• **TASK TO COMPLETE**: Repeat the records in full and exactly, omitting pictures.
── RECORDS TO PROCESS ──
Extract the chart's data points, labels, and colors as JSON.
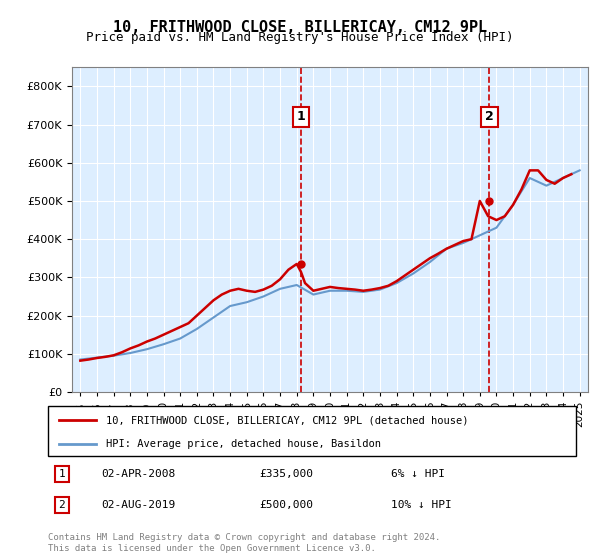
{
  "title": "10, FRITHWOOD CLOSE, BILLERICAY, CM12 9PL",
  "subtitle": "Price paid vs. HM Land Registry's House Price Index (HPI)",
  "legend_line1": "10, FRITHWOOD CLOSE, BILLERICAY, CM12 9PL (detached house)",
  "legend_line2": "HPI: Average price, detached house, Basildon",
  "annotation1": {
    "label": "1",
    "date": "02-APR-2008",
    "price": "£335,000",
    "pct": "6% ↓ HPI"
  },
  "annotation2": {
    "label": "2",
    "date": "02-AUG-2019",
    "price": "£500,000",
    "pct": "10% ↓ HPI"
  },
  "footer": "Contains HM Land Registry data © Crown copyright and database right 2024.\nThis data is licensed under the Open Government Licence v3.0.",
  "property_color": "#cc0000",
  "hpi_color": "#6699cc",
  "background_color": "#ddeeff",
  "years": [
    1995,
    1996,
    1997,
    1998,
    1999,
    2000,
    2001,
    2002,
    2003,
    2004,
    2005,
    2006,
    2007,
    2008,
    2009,
    2010,
    2011,
    2012,
    2013,
    2014,
    2015,
    2016,
    2017,
    2018,
    2019,
    2020,
    2021,
    2022,
    2023,
    2024,
    2025
  ],
  "hpi_values": [
    85000,
    90000,
    95000,
    102000,
    112000,
    125000,
    140000,
    165000,
    195000,
    225000,
    235000,
    250000,
    270000,
    280000,
    255000,
    265000,
    265000,
    262000,
    268000,
    285000,
    310000,
    340000,
    375000,
    390000,
    410000,
    430000,
    490000,
    560000,
    540000,
    560000,
    580000
  ],
  "property_values_x": [
    1995.0,
    1995.5,
    1996.0,
    1996.5,
    1997.0,
    1997.5,
    1998.0,
    1998.5,
    1999.0,
    1999.5,
    2000.0,
    2000.5,
    2001.0,
    2001.5,
    2002.0,
    2002.5,
    2003.0,
    2003.5,
    2004.0,
    2004.5,
    2005.0,
    2005.5,
    2006.0,
    2006.5,
    2007.0,
    2007.5,
    2008.0,
    2008.25,
    2008.5,
    2009.0,
    2009.5,
    2010.0,
    2010.5,
    2011.0,
    2011.5,
    2012.0,
    2012.5,
    2013.0,
    2013.5,
    2014.0,
    2014.5,
    2015.0,
    2015.5,
    2016.0,
    2016.5,
    2017.0,
    2017.5,
    2018.0,
    2018.5,
    2019.0,
    2019.25,
    2019.5,
    2020.0,
    2020.5,
    2021.0,
    2021.5,
    2022.0,
    2022.5,
    2023.0,
    2023.5,
    2024.0,
    2024.5
  ],
  "property_values_y": [
    82000,
    85000,
    89000,
    92000,
    96000,
    104000,
    114000,
    122000,
    132000,
    140000,
    150000,
    160000,
    170000,
    180000,
    200000,
    220000,
    240000,
    255000,
    265000,
    270000,
    265000,
    262000,
    268000,
    278000,
    295000,
    320000,
    335000,
    315000,
    285000,
    265000,
    270000,
    275000,
    272000,
    270000,
    268000,
    265000,
    268000,
    272000,
    278000,
    290000,
    305000,
    320000,
    335000,
    350000,
    362000,
    375000,
    385000,
    395000,
    400000,
    500000,
    480000,
    460000,
    450000,
    460000,
    490000,
    530000,
    580000,
    580000,
    555000,
    545000,
    560000,
    570000
  ],
  "sale1_x": 2008.25,
  "sale1_y": 335000,
  "sale2_x": 2019.58,
  "sale2_y": 500000,
  "ylim": [
    0,
    850000
  ],
  "xlim": [
    1994.5,
    2025.5
  ]
}
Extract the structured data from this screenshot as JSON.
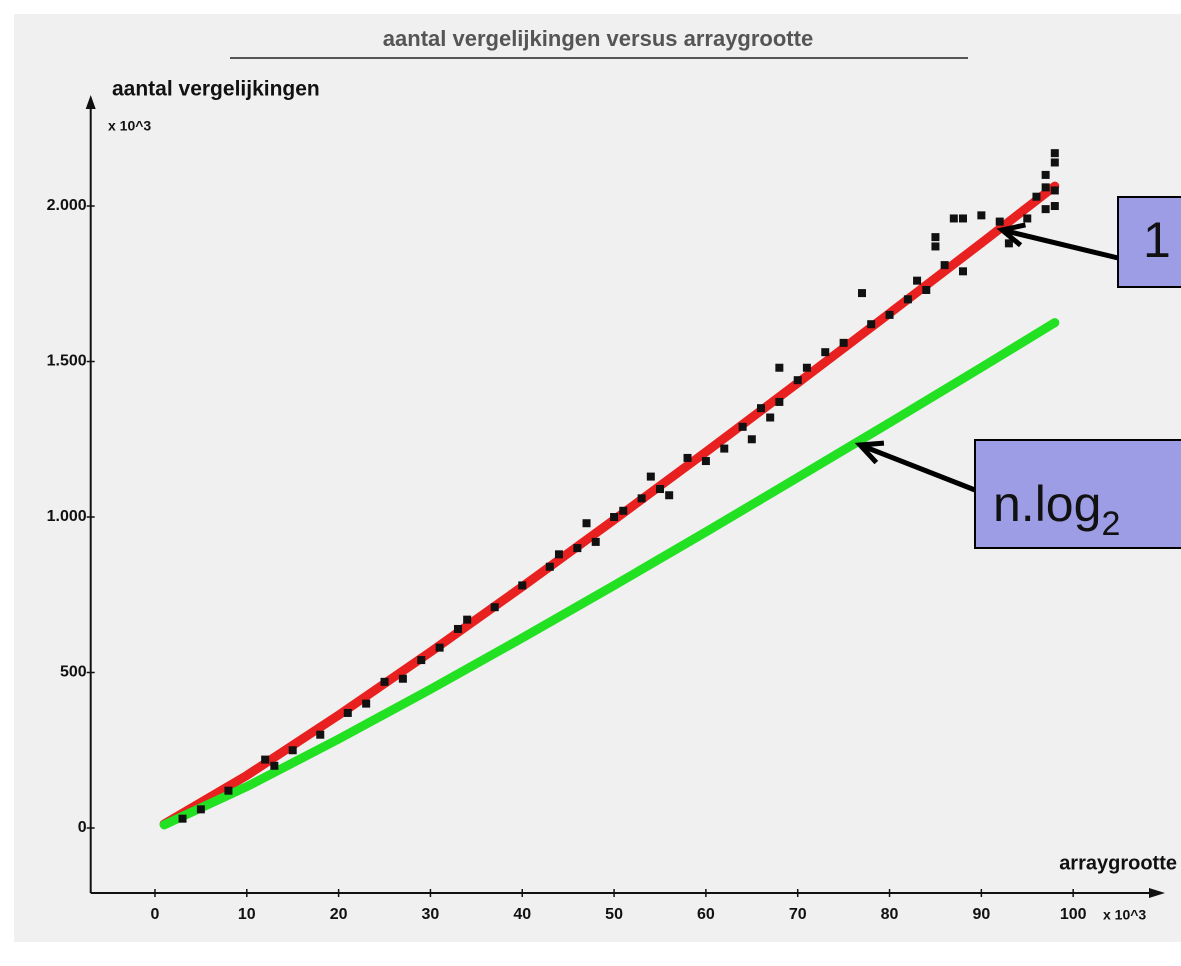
{
  "chart_data": {
    "type": "scatter",
    "title": "aantal vergelijkingen versus arraygrootte",
    "ylabel": "aantal vergelijkingen",
    "yunit": "x 10^3",
    "xlabel": "arraygrootte",
    "xunit": "x 10^3",
    "xlim": [
      -7,
      110
    ],
    "ylim": [
      -209,
      2357
    ],
    "xticks": [
      0,
      10,
      20,
      30,
      40,
      50,
      60,
      70,
      80,
      90,
      100
    ],
    "yticks": [
      0,
      500,
      {
        "value": 1000,
        "label": "1.000"
      },
      {
        "value": 1500,
        "label": "1.500"
      },
      {
        "value": 2000,
        "label": "2.000"
      }
    ],
    "points": {
      "color": "#111111",
      "x": [
        3,
        5,
        8,
        12,
        13,
        15,
        18,
        21,
        23,
        25,
        27,
        29,
        31,
        33,
        34,
        37,
        40,
        43,
        44,
        46,
        47,
        48,
        50,
        51,
        53,
        54,
        55,
        56,
        58,
        60,
        62,
        64,
        65,
        66,
        67,
        68,
        68,
        70,
        71,
        73,
        75,
        77,
        78,
        80,
        82,
        83,
        84,
        85,
        85,
        86,
        87,
        88,
        88,
        90,
        92,
        93,
        95,
        96,
        97,
        97,
        98,
        98,
        98,
        98,
        97
      ],
      "values": [
        30,
        60,
        120,
        220,
        200,
        250,
        300,
        370,
        400,
        470,
        480,
        540,
        580,
        640,
        670,
        710,
        780,
        840,
        880,
        900,
        980,
        920,
        1000,
        1020,
        1060,
        1130,
        1090,
        1070,
        1190,
        1180,
        1220,
        1290,
        1250,
        1350,
        1320,
        1480,
        1370,
        1440,
        1480,
        1530,
        1560,
        1720,
        1620,
        1650,
        1700,
        1760,
        1730,
        1900,
        1870,
        1810,
        1960,
        1960,
        1790,
        1970,
        1950,
        1880,
        1960,
        2030,
        2060,
        1990,
        2140,
        2170,
        2050,
        2000,
        2100
      ]
    },
    "lines": [
      {
        "color": "#e82020",
        "x": [
          1,
          10,
          20,
          30,
          40,
          50,
          60,
          70,
          80,
          90,
          98
        ],
        "values": [
          13,
          169,
          363,
          566,
          776,
          991,
          1209,
          1431,
          1655,
          1881,
          2064
        ]
      },
      {
        "color": "#22e022",
        "x": [
          1,
          10,
          20,
          30,
          40,
          50,
          60,
          70,
          80,
          90,
          98
        ],
        "values": [
          10,
          133,
          286,
          446,
          611,
          780,
          952,
          1127,
          1303,
          1481,
          1625
        ]
      }
    ],
    "annotations": [
      {
        "text": "1"
      },
      {
        "text": "n.log",
        "sub": "2"
      }
    ]
  }
}
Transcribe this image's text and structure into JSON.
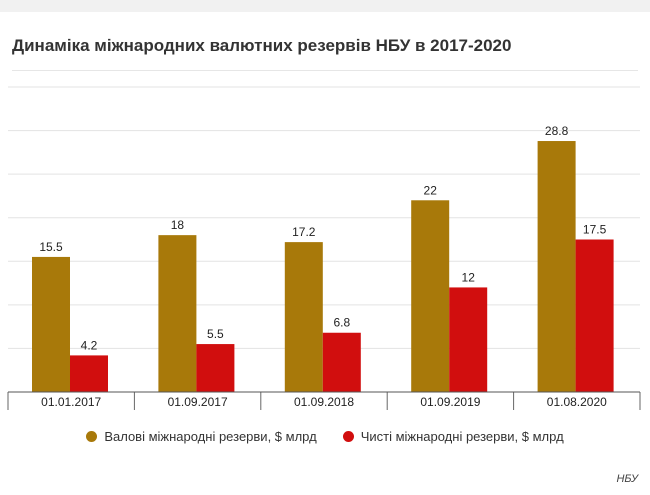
{
  "title": "Динаміка міжнародних валютних резервів НБУ в 2017-2020",
  "source": "НБУ",
  "chart_data": {
    "type": "bar",
    "categories": [
      "01.01.2017",
      "01.09.2017",
      "01.09.2018",
      "01.09.2019",
      "01.08.2020"
    ],
    "series": [
      {
        "name": "Валові міжнародні резерви, $ млрд",
        "color": "#a8790a",
        "values": [
          15.5,
          18,
          17.2,
          22,
          28.8
        ]
      },
      {
        "name": "Чисті міжнародні резерви, $ млрд",
        "color": "#d10e0e",
        "values": [
          4.2,
          5.5,
          6.8,
          12,
          17.5
        ]
      }
    ],
    "ylim": [
      0,
      35
    ],
    "grid": true,
    "legend": "bottom"
  }
}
───
• **WORKED ANSWER**:
Extract the chart's data points, labels, and colors as JSON.
{
  "title": "10, FRITHWOOD CLOSE, BILLERICAY, CM12 9PL",
  "subtitle": "Price paid vs. HM Land Registry's House Price Index (HPI)",
  "legend_line1": "10, FRITHWOOD CLOSE, BILLERICAY, CM12 9PL (detached house)",
  "legend_line2": "HPI: Average price, detached house, Basildon",
  "annotation1": {
    "label": "1",
    "date": "02-APR-2008",
    "price": "£335,000",
    "pct": "6% ↓ HPI"
  },
  "annotation2": {
    "label": "2",
    "date": "02-AUG-2019",
    "price": "£500,000",
    "pct": "10% ↓ HPI"
  },
  "footer": "Contains HM Land Registry data © Crown copyright and database right 2024.\nThis data is licensed under the Open Government Licence v3.0.",
  "property_color": "#cc0000",
  "hpi_color": "#6699cc",
  "background_color": "#ddeeff",
  "years": [
    1995,
    1996,
    1997,
    1998,
    1999,
    2000,
    2001,
    2002,
    2003,
    2004,
    2005,
    2006,
    2007,
    2008,
    2009,
    2010,
    2011,
    2012,
    2013,
    2014,
    2015,
    2016,
    2017,
    2018,
    2019,
    2020,
    2021,
    2022,
    2023,
    2024,
    2025
  ],
  "hpi_values": [
    85000,
    90000,
    95000,
    102000,
    112000,
    125000,
    140000,
    165000,
    195000,
    225000,
    235000,
    250000,
    270000,
    280000,
    255000,
    265000,
    265000,
    262000,
    268000,
    285000,
    310000,
    340000,
    375000,
    390000,
    410000,
    430000,
    490000,
    560000,
    540000,
    560000,
    580000
  ],
  "property_values_x": [
    1995.0,
    1995.5,
    1996.0,
    1996.5,
    1997.0,
    1997.5,
    1998.0,
    1998.5,
    1999.0,
    1999.5,
    2000.0,
    2000.5,
    2001.0,
    2001.5,
    2002.0,
    2002.5,
    2003.0,
    2003.5,
    2004.0,
    2004.5,
    2005.0,
    2005.5,
    2006.0,
    2006.5,
    2007.0,
    2007.5,
    2008.0,
    2008.25,
    2008.5,
    2009.0,
    2009.5,
    2010.0,
    2010.5,
    2011.0,
    2011.5,
    2012.0,
    2012.5,
    2013.0,
    2013.5,
    2014.0,
    2014.5,
    2015.0,
    2015.5,
    2016.0,
    2016.5,
    2017.0,
    2017.5,
    2018.0,
    2018.5,
    2019.0,
    2019.25,
    2019.5,
    2020.0,
    2020.5,
    2021.0,
    2021.5,
    2022.0,
    2022.5,
    2023.0,
    2023.5,
    2024.0,
    2024.5
  ],
  "property_values_y": [
    82000,
    85000,
    89000,
    92000,
    96000,
    104000,
    114000,
    122000,
    132000,
    140000,
    150000,
    160000,
    170000,
    180000,
    200000,
    220000,
    240000,
    255000,
    265000,
    270000,
    265000,
    262000,
    268000,
    278000,
    295000,
    320000,
    335000,
    315000,
    285000,
    265000,
    270000,
    275000,
    272000,
    270000,
    268000,
    265000,
    268000,
    272000,
    278000,
    290000,
    305000,
    320000,
    335000,
    350000,
    362000,
    375000,
    385000,
    395000,
    400000,
    500000,
    480000,
    460000,
    450000,
    460000,
    490000,
    530000,
    580000,
    580000,
    555000,
    545000,
    560000,
    570000
  ],
  "sale1_x": 2008.25,
  "sale1_y": 335000,
  "sale2_x": 2019.58,
  "sale2_y": 500000,
  "ylim": [
    0,
    850000
  ],
  "xlim": [
    1994.5,
    2025.5
  ]
}
Extract the structured data from this screenshot as JSON.
{
  "chart_data": {
    "type": "scatter",
    "title": "aantal vergelijkingen versus arraygrootte",
    "ylabel": "aantal vergelijkingen",
    "yunit": "x 10^3",
    "xlabel": "arraygrootte",
    "xunit": "x 10^3",
    "xlim": [
      -7,
      110
    ],
    "ylim": [
      -209,
      2357
    ],
    "xticks": [
      0,
      10,
      20,
      30,
      40,
      50,
      60,
      70,
      80,
      90,
      100
    ],
    "yticks": [
      0,
      500,
      {
        "value": 1000,
        "label": "1.000"
      },
      {
        "value": 1500,
        "label": "1.500"
      },
      {
        "value": 2000,
        "label": "2.000"
      }
    ],
    "points": {
      "color": "#111111",
      "x": [
        3,
        5,
        8,
        12,
        13,
        15,
        18,
        21,
        23,
        25,
        27,
        29,
        31,
        33,
        34,
        37,
        40,
        43,
        44,
        46,
        47,
        48,
        50,
        51,
        53,
        54,
        55,
        56,
        58,
        60,
        62,
        64,
        65,
        66,
        67,
        68,
        68,
        70,
        71,
        73,
        75,
        77,
        78,
        80,
        82,
        83,
        84,
        85,
        85,
        86,
        87,
        88,
        88,
        90,
        92,
        93,
        95,
        96,
        97,
        97,
        98,
        98,
        98,
        98,
        97
      ],
      "values": [
        30,
        60,
        120,
        220,
        200,
        250,
        300,
        370,
        400,
        470,
        480,
        540,
        580,
        640,
        670,
        710,
        780,
        840,
        880,
        900,
        980,
        920,
        1000,
        1020,
        1060,
        1130,
        1090,
        1070,
        1190,
        1180,
        1220,
        1290,
        1250,
        1350,
        1320,
        1480,
        1370,
        1440,
        1480,
        1530,
        1560,
        1720,
        1620,
        1650,
        1700,
        1760,
        1730,
        1900,
        1870,
        1810,
        1960,
        1960,
        1790,
        1970,
        1950,
        1880,
        1960,
        2030,
        2060,
        1990,
        2140,
        2170,
        2050,
        2000,
        2100
      ]
    },
    "lines": [
      {
        "color": "#e82020",
        "x": [
          1,
          10,
          20,
          30,
          40,
          50,
          60,
          70,
          80,
          90,
          98
        ],
        "values": [
          13,
          169,
          363,
          566,
          776,
          991,
          1209,
          1431,
          1655,
          1881,
          2064
        ]
      },
      {
        "color": "#22e022",
        "x": [
          1,
          10,
          20,
          30,
          40,
          50,
          60,
          70,
          80,
          90,
          98
        ],
        "values": [
          10,
          133,
          286,
          446,
          611,
          780,
          952,
          1127,
          1303,
          1481,
          1625
        ]
      }
    ],
    "annotations": [
      {
        "text": "1"
      },
      {
        "text": "n.log",
        "sub": "2"
      }
    ]
  }
}
Transcribe this image's text and structure into JSON.
{
  "title": "Динаміка міжнародних валютних резервів НБУ в 2017-2020",
  "source": "НБУ",
  "chart_data": {
    "type": "bar",
    "categories": [
      "01.01.2017",
      "01.09.2017",
      "01.09.2018",
      "01.09.2019",
      "01.08.2020"
    ],
    "series": [
      {
        "name": "Валові міжнародні резерви, $ млрд",
        "color": "#a8790a",
        "values": [
          15.5,
          18,
          17.2,
          22,
          28.8
        ]
      },
      {
        "name": "Чисті міжнародні резерви, $ млрд",
        "color": "#d10e0e",
        "values": [
          4.2,
          5.5,
          6.8,
          12,
          17.5
        ]
      }
    ],
    "ylim": [
      0,
      35
    ],
    "grid": true,
    "legend": "bottom"
  }
}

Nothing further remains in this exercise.